==== Source information
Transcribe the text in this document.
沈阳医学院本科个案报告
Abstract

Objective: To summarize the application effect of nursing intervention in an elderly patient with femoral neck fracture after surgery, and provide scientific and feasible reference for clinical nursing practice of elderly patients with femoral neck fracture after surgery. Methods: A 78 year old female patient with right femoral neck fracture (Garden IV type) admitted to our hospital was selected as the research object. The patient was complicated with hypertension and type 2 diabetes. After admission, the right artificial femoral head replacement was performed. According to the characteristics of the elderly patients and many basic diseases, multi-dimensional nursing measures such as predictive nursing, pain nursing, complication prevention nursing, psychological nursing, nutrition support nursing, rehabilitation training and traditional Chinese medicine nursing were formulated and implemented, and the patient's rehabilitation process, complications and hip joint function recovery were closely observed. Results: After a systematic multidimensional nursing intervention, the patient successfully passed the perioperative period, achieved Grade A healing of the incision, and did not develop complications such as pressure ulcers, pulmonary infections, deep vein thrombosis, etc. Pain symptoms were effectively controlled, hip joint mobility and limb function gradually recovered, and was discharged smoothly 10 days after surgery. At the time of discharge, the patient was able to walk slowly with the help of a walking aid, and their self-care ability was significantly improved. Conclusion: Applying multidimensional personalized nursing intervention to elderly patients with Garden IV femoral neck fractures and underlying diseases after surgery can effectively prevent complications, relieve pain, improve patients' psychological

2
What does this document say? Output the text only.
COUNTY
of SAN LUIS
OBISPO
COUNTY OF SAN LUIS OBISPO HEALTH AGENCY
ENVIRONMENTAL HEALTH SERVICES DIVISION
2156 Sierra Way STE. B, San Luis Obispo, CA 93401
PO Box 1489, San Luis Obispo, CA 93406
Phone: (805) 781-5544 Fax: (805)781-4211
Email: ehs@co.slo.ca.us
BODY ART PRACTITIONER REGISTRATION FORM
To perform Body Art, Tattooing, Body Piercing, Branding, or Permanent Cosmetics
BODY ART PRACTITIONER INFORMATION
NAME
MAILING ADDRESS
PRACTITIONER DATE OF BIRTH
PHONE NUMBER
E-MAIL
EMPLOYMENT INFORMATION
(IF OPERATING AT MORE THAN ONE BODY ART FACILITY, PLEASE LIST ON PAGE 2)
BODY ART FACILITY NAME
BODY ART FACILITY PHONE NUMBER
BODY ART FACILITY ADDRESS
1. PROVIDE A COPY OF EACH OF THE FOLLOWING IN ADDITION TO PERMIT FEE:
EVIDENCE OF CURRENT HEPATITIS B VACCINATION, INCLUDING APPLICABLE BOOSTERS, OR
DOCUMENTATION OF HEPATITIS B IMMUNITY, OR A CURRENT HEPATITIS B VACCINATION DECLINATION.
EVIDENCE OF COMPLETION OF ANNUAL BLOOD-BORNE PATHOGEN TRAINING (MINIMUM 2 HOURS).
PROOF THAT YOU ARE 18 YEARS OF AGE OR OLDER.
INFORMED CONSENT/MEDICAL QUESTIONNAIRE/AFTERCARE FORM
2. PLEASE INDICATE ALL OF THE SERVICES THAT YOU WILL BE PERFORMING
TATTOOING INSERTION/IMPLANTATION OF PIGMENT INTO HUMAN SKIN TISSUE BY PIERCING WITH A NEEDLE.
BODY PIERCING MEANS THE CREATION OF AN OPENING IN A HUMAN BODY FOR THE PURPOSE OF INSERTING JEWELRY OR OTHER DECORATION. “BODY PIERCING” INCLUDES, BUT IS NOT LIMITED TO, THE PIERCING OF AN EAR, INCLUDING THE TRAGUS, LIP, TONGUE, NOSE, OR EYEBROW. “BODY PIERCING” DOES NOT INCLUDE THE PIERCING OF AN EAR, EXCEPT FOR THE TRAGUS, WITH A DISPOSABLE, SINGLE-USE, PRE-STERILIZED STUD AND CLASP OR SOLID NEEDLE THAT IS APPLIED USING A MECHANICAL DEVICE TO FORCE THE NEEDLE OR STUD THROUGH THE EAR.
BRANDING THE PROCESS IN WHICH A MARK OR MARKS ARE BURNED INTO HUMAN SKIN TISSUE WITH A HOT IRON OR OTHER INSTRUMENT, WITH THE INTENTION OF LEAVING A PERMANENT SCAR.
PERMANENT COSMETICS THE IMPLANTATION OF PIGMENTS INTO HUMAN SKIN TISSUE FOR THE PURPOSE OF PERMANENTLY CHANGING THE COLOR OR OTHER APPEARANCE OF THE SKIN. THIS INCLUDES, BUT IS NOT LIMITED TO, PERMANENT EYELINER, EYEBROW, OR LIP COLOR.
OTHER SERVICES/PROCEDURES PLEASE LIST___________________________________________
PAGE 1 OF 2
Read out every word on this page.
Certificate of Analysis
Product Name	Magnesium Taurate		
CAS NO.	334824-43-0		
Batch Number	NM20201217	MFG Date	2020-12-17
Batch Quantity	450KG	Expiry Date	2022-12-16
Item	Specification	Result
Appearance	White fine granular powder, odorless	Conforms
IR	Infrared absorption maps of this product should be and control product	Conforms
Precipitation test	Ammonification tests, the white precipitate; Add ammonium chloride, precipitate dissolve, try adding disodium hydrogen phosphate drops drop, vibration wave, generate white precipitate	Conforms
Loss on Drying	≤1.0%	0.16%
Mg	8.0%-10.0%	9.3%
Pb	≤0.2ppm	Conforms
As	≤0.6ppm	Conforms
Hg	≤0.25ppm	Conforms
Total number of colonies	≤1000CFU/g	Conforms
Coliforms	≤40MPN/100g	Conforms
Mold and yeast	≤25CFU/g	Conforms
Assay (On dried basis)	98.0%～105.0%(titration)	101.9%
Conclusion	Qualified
========
- Work item -
From the records above, return each line that includes "EYEBROW".

- Answer space -
BODY PIERCING MEANS THE CREATION OF AN OPENING IN A HUMAN BODY FOR THE PURPOSE OF INSERTING JEWELRY OR OTHER DECORATION. “BODY PIERCING” INCLUDES, BUT IS NOT LIMITED TO, THE PIERCING OF AN EAR, INCLUDING THE TRAGUS, LIP, TONGUE, NOSE, OR EYEBROW. “BODY PIERCING” DOES NOT INCLUDE THE PIERCING OF AN EAR, EXCEPT FOR THE TRAGUS, WITH A DISPOSABLE, SINGLE-USE, PRE-STERILIZED STUD AND CLASP OR SOLID NEEDLE THAT IS APPLIED USING A MECHANICAL DEVICE TO FORCE THE NEEDLE OR STUD THROUGH THE EAR.
PERMANENT COSMETICS THE IMPLANTATION OF PIGMENTS INTO HUMAN SKIN TISSUE FOR THE PURPOSE OF PERMANENTLY CHANGING THE COLOR OR OTHER APPEARANCE OF THE SKIN. THIS INCLUDES, BUT IS NOT LIMITED TO, PERMANENT EYELINER, EYEBROW, OR LIP COLOR.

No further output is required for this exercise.